== What you have to do ==
Wherever the string "сточных" appears in a line, extract that line.

== Extracted information ==

· · · ·

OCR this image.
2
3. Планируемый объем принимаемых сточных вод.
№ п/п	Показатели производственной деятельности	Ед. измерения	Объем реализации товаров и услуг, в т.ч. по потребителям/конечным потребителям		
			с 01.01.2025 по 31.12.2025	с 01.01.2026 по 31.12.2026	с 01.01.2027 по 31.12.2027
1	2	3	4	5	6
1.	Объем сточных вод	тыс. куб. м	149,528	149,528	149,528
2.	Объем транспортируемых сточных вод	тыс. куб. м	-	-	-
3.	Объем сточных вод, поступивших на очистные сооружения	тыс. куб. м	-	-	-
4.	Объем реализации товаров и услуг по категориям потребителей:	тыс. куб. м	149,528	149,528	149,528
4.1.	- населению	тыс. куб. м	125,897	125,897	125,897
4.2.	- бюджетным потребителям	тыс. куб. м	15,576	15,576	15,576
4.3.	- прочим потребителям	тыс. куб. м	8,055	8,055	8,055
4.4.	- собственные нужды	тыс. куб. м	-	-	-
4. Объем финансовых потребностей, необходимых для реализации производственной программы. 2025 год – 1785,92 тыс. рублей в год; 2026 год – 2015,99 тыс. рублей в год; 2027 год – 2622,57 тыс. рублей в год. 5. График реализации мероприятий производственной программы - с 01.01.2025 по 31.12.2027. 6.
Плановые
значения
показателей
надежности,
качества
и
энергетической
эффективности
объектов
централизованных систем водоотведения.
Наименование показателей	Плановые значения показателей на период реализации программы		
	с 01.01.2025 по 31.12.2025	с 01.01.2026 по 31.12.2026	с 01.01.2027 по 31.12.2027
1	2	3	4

· · · ·

== Written answer ==
3. Планируемый объем принимаемых сточных вод.
1.	Объем сточных вод	тыс. куб. м	149,528	149,528	149,528
2.	Объем транспортируемых сточных вод	тыс. куб. м	-	-	-
3.	Объем сточных вод, поступивших на очистные сооружения	тыс. куб. м	-	-	-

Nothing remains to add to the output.